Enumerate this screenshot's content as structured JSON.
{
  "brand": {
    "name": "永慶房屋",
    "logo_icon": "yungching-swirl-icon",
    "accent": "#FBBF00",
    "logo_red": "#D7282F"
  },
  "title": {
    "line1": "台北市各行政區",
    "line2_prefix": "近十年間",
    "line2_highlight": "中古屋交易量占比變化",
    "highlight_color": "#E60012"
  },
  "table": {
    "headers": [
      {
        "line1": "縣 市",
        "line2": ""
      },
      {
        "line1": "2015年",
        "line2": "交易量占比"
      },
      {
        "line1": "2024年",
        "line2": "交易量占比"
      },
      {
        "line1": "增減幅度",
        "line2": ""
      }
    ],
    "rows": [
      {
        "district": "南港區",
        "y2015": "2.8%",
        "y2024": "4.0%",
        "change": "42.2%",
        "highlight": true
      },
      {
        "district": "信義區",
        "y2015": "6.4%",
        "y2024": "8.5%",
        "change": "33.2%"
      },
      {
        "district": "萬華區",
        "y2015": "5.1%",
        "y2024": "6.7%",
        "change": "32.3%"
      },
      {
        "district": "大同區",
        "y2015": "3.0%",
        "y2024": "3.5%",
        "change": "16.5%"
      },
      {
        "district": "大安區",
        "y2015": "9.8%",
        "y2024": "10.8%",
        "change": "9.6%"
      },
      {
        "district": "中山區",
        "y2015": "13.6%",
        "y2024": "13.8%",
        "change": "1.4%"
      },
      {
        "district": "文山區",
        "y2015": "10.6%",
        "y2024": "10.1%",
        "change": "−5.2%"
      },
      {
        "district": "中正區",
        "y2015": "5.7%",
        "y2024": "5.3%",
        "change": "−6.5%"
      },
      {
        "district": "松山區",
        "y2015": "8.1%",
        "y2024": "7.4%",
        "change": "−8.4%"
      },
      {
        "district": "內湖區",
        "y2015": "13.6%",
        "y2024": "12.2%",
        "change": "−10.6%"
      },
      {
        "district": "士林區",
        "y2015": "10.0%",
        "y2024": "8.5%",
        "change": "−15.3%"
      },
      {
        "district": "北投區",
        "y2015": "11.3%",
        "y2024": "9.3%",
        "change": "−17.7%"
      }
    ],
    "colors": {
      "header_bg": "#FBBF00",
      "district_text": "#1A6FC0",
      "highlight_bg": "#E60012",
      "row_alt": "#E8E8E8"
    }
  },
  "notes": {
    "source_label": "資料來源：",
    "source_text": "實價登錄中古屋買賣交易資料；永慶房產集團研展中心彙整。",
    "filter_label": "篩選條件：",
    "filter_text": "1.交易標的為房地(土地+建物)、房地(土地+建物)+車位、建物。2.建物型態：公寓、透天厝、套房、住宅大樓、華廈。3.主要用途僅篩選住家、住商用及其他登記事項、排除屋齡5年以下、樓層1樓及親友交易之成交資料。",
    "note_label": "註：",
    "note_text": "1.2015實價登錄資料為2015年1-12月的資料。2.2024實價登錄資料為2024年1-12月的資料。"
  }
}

* * *

Repeat the data verbatim.

Enumerate this screenshot's content as structured JSON.
{
  "brand": {
    "name": "永慶房屋",
    "logo_icon": "yungching-swirl-icon",
    "accent": "#FBBF00",
    "logo_red": "#D7282F"
  },
  "title": {
    "line1": "台北市各行政區",
    "line2_prefix": "近十年間",
    "line2_highlight": "中古屋交易量占比變化",
    "highlight_color": "#E60012"
  },
  "table": {
    "headers": [
      {
        "line1": "縣 市",
        "line2": ""
      },
      {
        "line1": "2015年",
        "line2": "交易量占比"
      },
      {
        "line1": "2024年",
        "line2": "交易量占比"
      },
      {
        "line1": "增減幅度",
        "line2": ""
      }
    ],
    "rows": [
      {
        "district": "南港區",
        "y2015": "2.8%",
        "y2024": "4.0%",
        "change": "42.2%",
        "highlight": true
      },
      {
        "district": "信義區",
        "y2015": "6.4%",
        "y2024": "8.5%",
        "change": "33.2%"
      },
      {
        "district": "萬華區",
        "y2015": "5.1%",
        "y2024": "6.7%",
        "change": "32.3%"
      },
      {
        "district": "大同區",
        "y2015": "3.0%",
        "y2024": "3.5%",
        "change": "16.5%"
      },
      {
        "district": "大安區",
        "y2015": "9.8%",
        "y2024": "10.8%",
        "change": "9.6%"
      },
      {
        "district": "中山區",
        "y2015": "13.6%",
        "y2024": "13.8%",
        "change": "1.4%"
      },
      {
        "district": "文山區",
        "y2015": "10.6%",
        "y2024": "10.1%",
        "change": "−5.2%"
      },
      {
        "district": "中正區",
        "y2015": "5.7%",
        "y2024": "5.3%",
        "change": "−6.5%"
      },
      {
        "district": "松山區",
        "y2015": "8.1%",
        "y2024": "7.4%",
        "change": "−8.4%"
      },
      {
        "district": "內湖區",
        "y2015": "13.6%",
        "y2024": "12.2%",
        "change": "−10.6%"
      },
      {
        "district": "士林區",
        "y2015": "10.0%",
        "y2024": "8.5%",
        "change": "−15.3%"
      },
      {
        "district": "北投區",
        "y2015": "11.3%",
        "y2024": "9.3%",
        "change": "−17.7%"
      }
    ],
    "colors": {
      "header_bg": "#FBBF00",
      "district_text": "#1A6FC0",
      "highlight_bg": "#E60012",
      "row_alt": "#E8E8E8"
    }
  },
  "notes": {
    "source_label": "資料來源：",
    "source_text": "實價登錄中古屋買賣交易資料；永慶房產集團研展中心彙整。",
    "filter_label": "篩選條件：",
    "filter_text": "1.交易標的為房地(土地+建物)、房地(土地+建物)+車位、建物。2.建物型態：公寓、透天厝、套房、住宅大樓、華廈。3.主要用途僅篩選住家、住商用及其他登記事項、排除屋齡5年以下、樓層1樓及親友交易之成交資料。",
    "note_label": "註：",
    "note_text": "1.2015實價登錄資料為2015年1-12月的資料。2.2024實價登錄資料為2024年1-12月的資料。"
  }
}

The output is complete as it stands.